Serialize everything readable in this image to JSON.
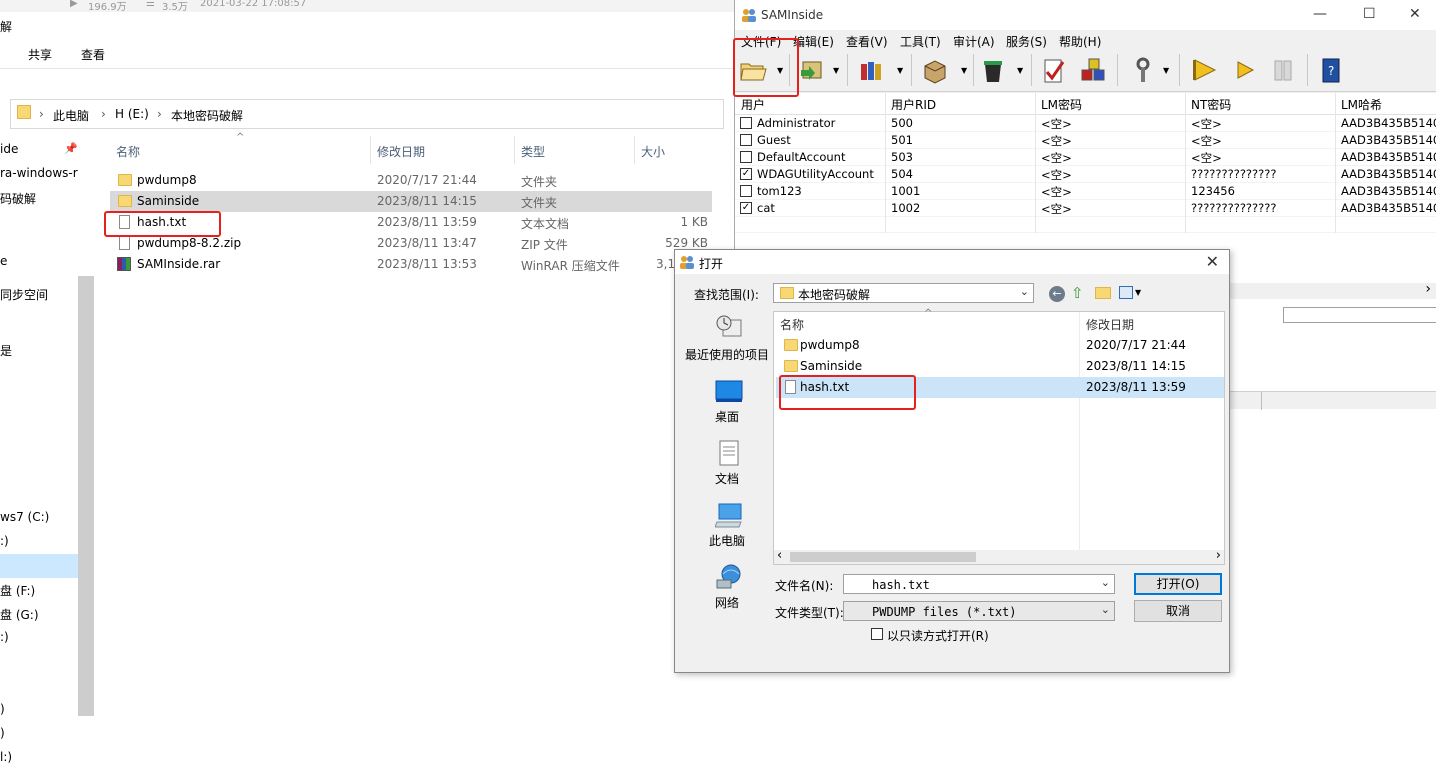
{
  "explorer": {
    "top_strip": {
      "views": "196.9万",
      "comments": "3.5万",
      "datetime": "2021-03-22 17:08:57"
    },
    "ribbon": {
      "left_tab_partial": "解",
      "tab_share": "共享",
      "tab_view": "查看"
    },
    "breadcrumb": [
      "此电脑",
      "H (E:)",
      "本地密码破解"
    ],
    "nav_items": [
      "ide",
      "ra-windows-r",
      "码破解",
      "e",
      "同步空间",
      "是",
      "ws7 (C:)",
      ":)",
      "盘 (F:)",
      "盘 (G:)",
      ":)",
      ")",
      ")",
      "l:)"
    ],
    "columns": {
      "name": "名称",
      "date": "修改日期",
      "type": "类型",
      "size": "大小"
    },
    "files": [
      {
        "name": "pwdump8",
        "date": "2020/7/17 21:44",
        "type": "文件夹",
        "size": "",
        "icon": "folder-icon"
      },
      {
        "name": "Saminside",
        "date": "2023/8/11 14:15",
        "type": "文件夹",
        "size": "",
        "icon": "folder-icon"
      },
      {
        "name": "hash.txt",
        "date": "2023/8/11 13:59",
        "type": "文本文档",
        "size": "1 KB",
        "icon": "text-file-icon"
      },
      {
        "name": "pwdump8-8.2.zip",
        "date": "2023/8/11 13:47",
        "type": "ZIP 文件",
        "size": "529 KB",
        "icon": "zip-file-icon"
      },
      {
        "name": "SAMInside.rar",
        "date": "2023/8/11 13:53",
        "type": "WinRAR 压缩文件",
        "size": "3,1",
        "icon": "rar-file-icon"
      }
    ]
  },
  "saminside": {
    "title": "SAMInside",
    "window_buttons": {
      "minimize": "—",
      "maximize": "☐",
      "close": "✕"
    },
    "menu": [
      "文件(F)",
      "编辑(E)",
      "查看(V)",
      "工具(T)",
      "审计(A)",
      "服务(S)",
      "帮助(H)"
    ],
    "columns": [
      "用户",
      "用户RID",
      "LM密码",
      "NT密码",
      "LM哈希"
    ],
    "users": [
      {
        "user": "Administrator",
        "rid": "500",
        "lm": "<空>",
        "nt": "<空>",
        "lmhash": "AAD3B435B5140",
        "checked": false
      },
      {
        "user": "Guest",
        "rid": "501",
        "lm": "<空>",
        "nt": "<空>",
        "lmhash": "AAD3B435B5140",
        "checked": false
      },
      {
        "user": "DefaultAccount",
        "rid": "503",
        "lm": "<空>",
        "nt": "<空>",
        "lmhash": "AAD3B435B5140",
        "checked": false
      },
      {
        "user": "WDAGUtilityAccount",
        "rid": "504",
        "lm": "<空>",
        "nt": "??????????????",
        "lmhash": "AAD3B435B5140",
        "checked": true
      },
      {
        "user": "tom123",
        "rid": "1001",
        "lm": "<空>",
        "nt": "123456",
        "lmhash": "AAD3B435B5140",
        "checked": false
      },
      {
        "user": "cat",
        "rid": "1002",
        "lm": "<空>",
        "nt": "??????????????",
        "lmhash": "AAD3B435B5140",
        "checked": true
      }
    ],
    "scroll_arrow": "›"
  },
  "dialog": {
    "title": "打开",
    "close": "✕",
    "lookin_label": "查找范围(I):",
    "lookin_value": "本地密码破解",
    "places": [
      "最近使用的项目",
      "桌面",
      "文档",
      "此电脑",
      "网络"
    ],
    "columns": {
      "name": "名称",
      "date": "修改日期"
    },
    "files": [
      {
        "name": "pwdump8",
        "date": "2020/7/17 21:44",
        "icon": "folder-icon"
      },
      {
        "name": "Saminside",
        "date": "2023/8/11 14:15",
        "icon": "folder-icon"
      },
      {
        "name": "hash.txt",
        "date": "2023/8/11 13:59",
        "icon": "text-file-icon"
      }
    ],
    "filename_label": "文件名(N):",
    "filename_value": "hash.txt",
    "filetype_label": "文件类型(T):",
    "filetype_value": "PWDUMP files (*.txt)",
    "readonly_label": "以只读方式打开(R)",
    "open_button": "打开(O)",
    "cancel_button": "取消",
    "arrow_left": "‹",
    "arrow_right": "›"
  },
  "colors": {
    "highlight_red": "#e4211d",
    "selection_blue": "#cce4f7",
    "accent": "#0078d7"
  }
}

§

Written instruction » Give the entries again without a single change, but with no pictures.

Exercise result »
Serialize everything readable in this image to JSON.
{
  "explorer": {
    "top_strip": {
      "views": "196.9万",
      "comments": "3.5万",
      "datetime": "2021-03-22 17:08:57"
    },
    "ribbon": {
      "left_tab_partial": "解",
      "tab_share": "共享",
      "tab_view": "查看"
    },
    "breadcrumb": [
      "此电脑",
      "H (E:)",
      "本地密码破解"
    ],
    "nav_items": [
      "ide",
      "ra-windows-r",
      "码破解",
      "e",
      "同步空间",
      "是",
      "ws7 (C:)",
      ":)",
      "盘 (F:)",
      "盘 (G:)",
      ":)",
      ")",
      ")",
      "l:)"
    ],
    "columns": {
      "name": "名称",
      "date": "修改日期",
      "type": "类型",
      "size": "大小"
    },
    "files": [
      {
        "name": "pwdump8",
        "date": "2020/7/17 21:44",
        "type": "文件夹",
        "size": "",
        "icon": "folder-icon"
      },
      {
        "name": "Saminside",
        "date": "2023/8/11 14:15",
        "type": "文件夹",
        "size": "",
        "icon": "folder-icon"
      },
      {
        "name": "hash.txt",
        "date": "2023/8/11 13:59",
        "type": "文本文档",
        "size": "1 KB",
        "icon": "text-file-icon"
      },
      {
        "name": "pwdump8-8.2.zip",
        "date": "2023/8/11 13:47",
        "type": "ZIP 文件",
        "size": "529 KB",
        "icon": "zip-file-icon"
      },
      {
        "name": "SAMInside.rar",
        "date": "2023/8/11 13:53",
        "type": "WinRAR 压缩文件",
        "size": "3,1",
        "icon": "rar-file-icon"
      }
    ]
  },
  "saminside": {
    "title": "SAMInside",
    "window_buttons": {
      "minimize": "—",
      "maximize": "☐",
      "close": "✕"
    },
    "menu": [
      "文件(F)",
      "编辑(E)",
      "查看(V)",
      "工具(T)",
      "审计(A)",
      "服务(S)",
      "帮助(H)"
    ],
    "columns": [
      "用户",
      "用户RID",
      "LM密码",
      "NT密码",
      "LM哈希"
    ],
    "users": [
      {
        "user": "Administrator",
        "rid": "500",
        "lm": "<空>",
        "nt": "<空>",
        "lmhash": "AAD3B435B5140",
        "checked": false
      },
      {
        "user": "Guest",
        "rid": "501",
        "lm": "<空>",
        "nt": "<空>",
        "lmhash": "AAD3B435B5140",
        "checked": false
      },
      {
        "user": "DefaultAccount",
        "rid": "503",
        "lm": "<空>",
        "nt": "<空>",
        "lmhash": "AAD3B435B5140",
        "checked": false
      },
      {
        "user": "WDAGUtilityAccount",
        "rid": "504",
        "lm": "<空>",
        "nt": "??????????????",
        "lmhash": "AAD3B435B5140",
        "checked": true
      },
      {
        "user": "tom123",
        "rid": "1001",
        "lm": "<空>",
        "nt": "123456",
        "lmhash": "AAD3B435B5140",
        "checked": false
      },
      {
        "user": "cat",
        "rid": "1002",
        "lm": "<空>",
        "nt": "??????????????",
        "lmhash": "AAD3B435B5140",
        "checked": true
      }
    ],
    "scroll_arrow": "›"
  },
  "dialog": {
    "title": "打开",
    "close": "✕",
    "lookin_label": "查找范围(I):",
    "lookin_value": "本地密码破解",
    "places": [
      "最近使用的项目",
      "桌面",
      "文档",
      "此电脑",
      "网络"
    ],
    "columns": {
      "name": "名称",
      "date": "修改日期"
    },
    "files": [
      {
        "name": "pwdump8",
        "date": "2020/7/17 21:44",
        "icon": "folder-icon"
      },
      {
        "name": "Saminside",
        "date": "2023/8/11 14:15",
        "icon": "folder-icon"
      },
      {
        "name": "hash.txt",
        "date": "2023/8/11 13:59",
        "icon": "text-file-icon"
      }
    ],
    "filename_label": "文件名(N):",
    "filename_value": "hash.txt",
    "filetype_label": "文件类型(T):",
    "filetype_value": "PWDUMP files (*.txt)",
    "readonly_label": "以只读方式打开(R)",
    "open_button": "打开(O)",
    "cancel_button": "取消",
    "arrow_left": "‹",
    "arrow_right": "›"
  },
  "colors": {
    "highlight_red": "#e4211d",
    "selection_blue": "#cce4f7",
    "accent": "#0078d7"
  }
}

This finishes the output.